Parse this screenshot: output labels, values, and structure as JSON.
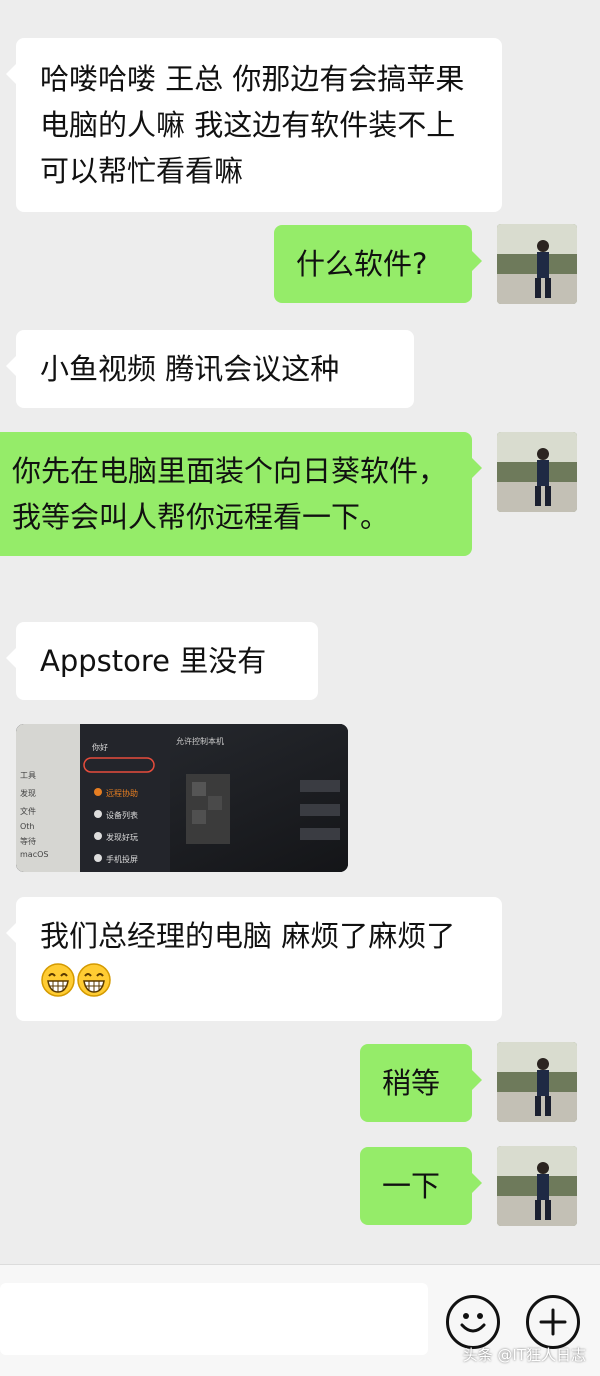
{
  "chat": {
    "messages": [
      {
        "side": "left",
        "type": "text",
        "text": "哈喽哈喽 王总 你那边有会搞苹果电脑的人嘛  我这边有软件装不上 可以帮忙看看嘛"
      },
      {
        "side": "right",
        "type": "text",
        "text": "什么软件?"
      },
      {
        "side": "left",
        "type": "text",
        "text": "小鱼视频 腾讯会议这种"
      },
      {
        "side": "right",
        "type": "text",
        "text": "你先在电脑里面装个向日葵软件，我等会叫人帮你远程看一下。"
      },
      {
        "side": "left",
        "type": "text",
        "text": "Appstore 里没有"
      },
      {
        "side": "left",
        "type": "image",
        "caption": "photo of screen"
      },
      {
        "side": "left",
        "type": "text",
        "text": "我们总经理的电脑 麻烦了麻烦了",
        "emoji": [
          "grin",
          "grin"
        ]
      },
      {
        "side": "right",
        "type": "text",
        "text": "稍等"
      },
      {
        "side": "right",
        "type": "text",
        "text": "一下"
      }
    ]
  },
  "screenshot": {
    "sidebar": [
      "工具",
      "发现",
      "文件",
      "Oth",
      "等待",
      "macOS"
    ],
    "menu": [
      "你好",
      "远程协助",
      "设备列表",
      "发现好玩",
      "手机投屏"
    ],
    "title": "允许控制本机"
  },
  "input_bar": {
    "emoji_icon": "smile-icon",
    "plus_icon": "plus-icon"
  },
  "watermark": "头条 @IT狂人日志",
  "colors": {
    "background": "#ededed",
    "self_bubble": "#95ec69",
    "other_bubble": "#ffffff"
  }
}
•••••
**Description of the task:** Reproduce each entry precisely, dropping only the pictures.

**Complete response:**
Parse this screenshot: output labels, values, and structure as JSON.
{
  "chat": {
    "messages": [
      {
        "side": "left",
        "type": "text",
        "text": "哈喽哈喽 王总 你那边有会搞苹果电脑的人嘛  我这边有软件装不上 可以帮忙看看嘛"
      },
      {
        "side": "right",
        "type": "text",
        "text": "什么软件?"
      },
      {
        "side": "left",
        "type": "text",
        "text": "小鱼视频 腾讯会议这种"
      },
      {
        "side": "right",
        "type": "text",
        "text": "你先在电脑里面装个向日葵软件，我等会叫人帮你远程看一下。"
      },
      {
        "side": "left",
        "type": "text",
        "text": "Appstore 里没有"
      },
      {
        "side": "left",
        "type": "image",
        "caption": "photo of screen"
      },
      {
        "side": "left",
        "type": "text",
        "text": "我们总经理的电脑 麻烦了麻烦了",
        "emoji": [
          "grin",
          "grin"
        ]
      },
      {
        "side": "right",
        "type": "text",
        "text": "稍等"
      },
      {
        "side": "right",
        "type": "text",
        "text": "一下"
      }
    ]
  },
  "screenshot": {
    "sidebar": [
      "工具",
      "发现",
      "文件",
      "Oth",
      "等待",
      "macOS"
    ],
    "menu": [
      "你好",
      "远程协助",
      "设备列表",
      "发现好玩",
      "手机投屏"
    ],
    "title": "允许控制本机"
  },
  "input_bar": {
    "emoji_icon": "smile-icon",
    "plus_icon": "plus-icon"
  },
  "watermark": "头条 @IT狂人日志",
  "colors": {
    "background": "#ededed",
    "self_bubble": "#95ec69",
    "other_bubble": "#ffffff"
  }
}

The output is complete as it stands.